» SET TASK
In the material below, count the lines with the word "document" and state that number only.

-=-=-=-=-

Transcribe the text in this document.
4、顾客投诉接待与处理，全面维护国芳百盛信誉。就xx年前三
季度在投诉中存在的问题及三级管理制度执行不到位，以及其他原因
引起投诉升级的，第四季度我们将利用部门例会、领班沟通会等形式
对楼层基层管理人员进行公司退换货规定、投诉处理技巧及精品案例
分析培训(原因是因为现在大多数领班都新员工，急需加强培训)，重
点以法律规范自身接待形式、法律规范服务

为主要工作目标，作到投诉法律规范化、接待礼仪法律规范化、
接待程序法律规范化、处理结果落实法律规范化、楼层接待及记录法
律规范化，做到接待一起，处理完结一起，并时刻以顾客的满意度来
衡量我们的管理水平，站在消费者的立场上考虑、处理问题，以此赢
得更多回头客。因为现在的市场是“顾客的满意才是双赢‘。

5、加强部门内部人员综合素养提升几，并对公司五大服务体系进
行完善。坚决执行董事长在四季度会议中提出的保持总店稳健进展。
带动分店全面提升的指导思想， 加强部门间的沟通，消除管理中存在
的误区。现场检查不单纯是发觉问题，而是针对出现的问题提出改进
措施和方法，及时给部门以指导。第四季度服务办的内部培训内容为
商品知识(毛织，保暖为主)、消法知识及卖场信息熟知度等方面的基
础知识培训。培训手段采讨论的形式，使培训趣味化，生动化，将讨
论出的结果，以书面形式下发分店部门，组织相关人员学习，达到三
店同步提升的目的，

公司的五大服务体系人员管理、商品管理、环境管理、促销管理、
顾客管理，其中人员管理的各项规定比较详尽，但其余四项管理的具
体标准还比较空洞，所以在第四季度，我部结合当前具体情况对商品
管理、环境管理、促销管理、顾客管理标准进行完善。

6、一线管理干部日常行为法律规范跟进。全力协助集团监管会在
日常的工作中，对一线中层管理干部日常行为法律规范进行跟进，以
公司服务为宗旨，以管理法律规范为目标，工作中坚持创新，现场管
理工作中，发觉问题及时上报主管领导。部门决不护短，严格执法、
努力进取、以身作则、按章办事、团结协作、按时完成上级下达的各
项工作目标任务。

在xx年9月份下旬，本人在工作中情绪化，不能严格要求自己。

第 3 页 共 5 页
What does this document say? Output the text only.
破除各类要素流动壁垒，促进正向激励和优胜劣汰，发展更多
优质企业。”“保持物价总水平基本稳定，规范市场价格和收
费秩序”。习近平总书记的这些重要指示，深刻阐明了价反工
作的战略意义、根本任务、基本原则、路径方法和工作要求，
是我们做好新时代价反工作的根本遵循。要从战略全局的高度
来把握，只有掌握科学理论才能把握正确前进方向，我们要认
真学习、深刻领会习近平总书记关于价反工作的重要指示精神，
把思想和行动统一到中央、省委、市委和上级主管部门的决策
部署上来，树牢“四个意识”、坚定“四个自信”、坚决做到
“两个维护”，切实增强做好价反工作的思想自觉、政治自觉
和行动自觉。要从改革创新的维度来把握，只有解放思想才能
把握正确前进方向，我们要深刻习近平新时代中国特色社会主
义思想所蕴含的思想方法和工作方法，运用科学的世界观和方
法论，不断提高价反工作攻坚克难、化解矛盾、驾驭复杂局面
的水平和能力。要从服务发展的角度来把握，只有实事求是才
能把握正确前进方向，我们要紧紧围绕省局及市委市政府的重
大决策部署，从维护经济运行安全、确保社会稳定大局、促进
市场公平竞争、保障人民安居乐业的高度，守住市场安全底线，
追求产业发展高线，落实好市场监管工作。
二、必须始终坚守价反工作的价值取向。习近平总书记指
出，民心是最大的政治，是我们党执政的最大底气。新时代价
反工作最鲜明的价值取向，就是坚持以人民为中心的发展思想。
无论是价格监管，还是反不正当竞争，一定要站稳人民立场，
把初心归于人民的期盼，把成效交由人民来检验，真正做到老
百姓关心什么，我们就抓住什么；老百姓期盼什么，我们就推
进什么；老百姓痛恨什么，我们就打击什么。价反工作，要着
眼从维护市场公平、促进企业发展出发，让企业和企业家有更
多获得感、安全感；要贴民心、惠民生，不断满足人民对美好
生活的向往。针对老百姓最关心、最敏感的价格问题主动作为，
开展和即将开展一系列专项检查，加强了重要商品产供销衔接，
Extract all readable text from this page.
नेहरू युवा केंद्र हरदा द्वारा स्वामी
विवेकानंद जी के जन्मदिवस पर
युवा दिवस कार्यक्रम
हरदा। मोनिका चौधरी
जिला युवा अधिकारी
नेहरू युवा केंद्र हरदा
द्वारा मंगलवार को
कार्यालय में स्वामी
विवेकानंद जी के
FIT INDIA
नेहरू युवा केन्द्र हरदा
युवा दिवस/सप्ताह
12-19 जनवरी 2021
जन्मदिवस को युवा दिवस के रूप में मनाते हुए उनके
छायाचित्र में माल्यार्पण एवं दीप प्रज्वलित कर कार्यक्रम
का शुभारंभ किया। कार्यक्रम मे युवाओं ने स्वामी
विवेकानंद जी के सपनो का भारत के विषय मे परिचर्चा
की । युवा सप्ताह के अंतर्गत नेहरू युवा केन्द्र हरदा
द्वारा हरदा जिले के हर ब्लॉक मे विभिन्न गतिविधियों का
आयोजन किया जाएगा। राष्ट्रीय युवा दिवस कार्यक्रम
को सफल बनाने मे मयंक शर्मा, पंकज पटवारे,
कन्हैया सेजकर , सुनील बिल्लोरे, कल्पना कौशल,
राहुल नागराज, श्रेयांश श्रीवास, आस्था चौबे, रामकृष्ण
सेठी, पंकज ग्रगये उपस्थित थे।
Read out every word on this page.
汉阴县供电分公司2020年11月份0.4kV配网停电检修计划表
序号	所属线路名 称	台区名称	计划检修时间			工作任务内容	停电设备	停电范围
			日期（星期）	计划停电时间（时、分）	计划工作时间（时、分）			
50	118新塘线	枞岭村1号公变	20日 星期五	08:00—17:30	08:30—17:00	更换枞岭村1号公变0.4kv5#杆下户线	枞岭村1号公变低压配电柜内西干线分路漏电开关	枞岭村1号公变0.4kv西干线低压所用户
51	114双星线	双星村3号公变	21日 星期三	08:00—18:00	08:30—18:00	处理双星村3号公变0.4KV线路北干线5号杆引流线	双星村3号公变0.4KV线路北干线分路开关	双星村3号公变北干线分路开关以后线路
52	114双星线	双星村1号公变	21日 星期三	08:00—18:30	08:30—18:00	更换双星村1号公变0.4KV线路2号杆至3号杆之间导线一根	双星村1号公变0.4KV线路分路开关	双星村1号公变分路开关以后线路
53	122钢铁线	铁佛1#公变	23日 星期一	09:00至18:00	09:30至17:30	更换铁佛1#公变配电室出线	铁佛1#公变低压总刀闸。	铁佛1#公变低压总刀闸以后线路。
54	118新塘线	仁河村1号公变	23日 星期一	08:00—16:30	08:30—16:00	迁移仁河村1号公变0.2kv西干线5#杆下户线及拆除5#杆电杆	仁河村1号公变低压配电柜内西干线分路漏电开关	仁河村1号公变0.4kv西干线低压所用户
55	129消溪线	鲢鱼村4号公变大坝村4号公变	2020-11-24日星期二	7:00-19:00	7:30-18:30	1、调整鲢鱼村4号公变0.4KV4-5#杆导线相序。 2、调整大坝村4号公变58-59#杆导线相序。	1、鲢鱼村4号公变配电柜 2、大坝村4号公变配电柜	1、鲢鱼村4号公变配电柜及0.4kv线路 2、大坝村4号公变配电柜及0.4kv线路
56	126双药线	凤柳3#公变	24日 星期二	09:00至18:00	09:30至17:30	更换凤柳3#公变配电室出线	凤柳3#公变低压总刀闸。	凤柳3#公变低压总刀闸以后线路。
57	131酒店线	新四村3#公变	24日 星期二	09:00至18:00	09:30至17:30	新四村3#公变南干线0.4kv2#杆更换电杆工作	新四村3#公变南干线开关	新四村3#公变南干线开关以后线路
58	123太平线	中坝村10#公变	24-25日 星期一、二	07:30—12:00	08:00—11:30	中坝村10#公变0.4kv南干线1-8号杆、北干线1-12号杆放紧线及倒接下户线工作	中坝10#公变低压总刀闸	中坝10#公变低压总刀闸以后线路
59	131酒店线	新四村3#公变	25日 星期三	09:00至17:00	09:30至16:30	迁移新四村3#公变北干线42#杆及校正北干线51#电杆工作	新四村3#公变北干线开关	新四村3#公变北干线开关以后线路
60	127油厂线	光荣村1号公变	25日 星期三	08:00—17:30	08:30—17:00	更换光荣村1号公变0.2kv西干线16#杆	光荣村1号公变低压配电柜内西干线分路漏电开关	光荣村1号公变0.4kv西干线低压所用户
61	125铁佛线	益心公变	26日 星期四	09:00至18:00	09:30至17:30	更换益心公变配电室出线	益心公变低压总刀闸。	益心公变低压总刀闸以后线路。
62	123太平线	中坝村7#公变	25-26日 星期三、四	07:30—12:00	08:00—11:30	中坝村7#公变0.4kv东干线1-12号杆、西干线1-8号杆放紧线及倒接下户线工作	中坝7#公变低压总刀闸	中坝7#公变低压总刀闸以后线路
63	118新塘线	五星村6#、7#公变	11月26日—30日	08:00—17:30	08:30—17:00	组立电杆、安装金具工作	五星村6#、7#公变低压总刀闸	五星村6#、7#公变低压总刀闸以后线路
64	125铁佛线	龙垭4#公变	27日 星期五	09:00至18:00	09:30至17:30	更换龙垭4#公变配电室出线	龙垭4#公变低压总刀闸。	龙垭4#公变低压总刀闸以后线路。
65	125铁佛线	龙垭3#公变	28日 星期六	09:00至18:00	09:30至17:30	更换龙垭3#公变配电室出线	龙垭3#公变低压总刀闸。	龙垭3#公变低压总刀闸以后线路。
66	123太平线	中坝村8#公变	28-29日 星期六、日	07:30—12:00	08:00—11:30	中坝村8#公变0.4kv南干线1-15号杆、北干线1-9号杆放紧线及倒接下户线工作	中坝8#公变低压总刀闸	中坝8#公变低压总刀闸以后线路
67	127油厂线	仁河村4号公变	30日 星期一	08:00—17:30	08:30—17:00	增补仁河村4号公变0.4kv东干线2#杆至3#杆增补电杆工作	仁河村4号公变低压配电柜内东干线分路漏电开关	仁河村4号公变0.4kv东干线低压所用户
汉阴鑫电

-=-=-=-=-

» THE RESPONSE
2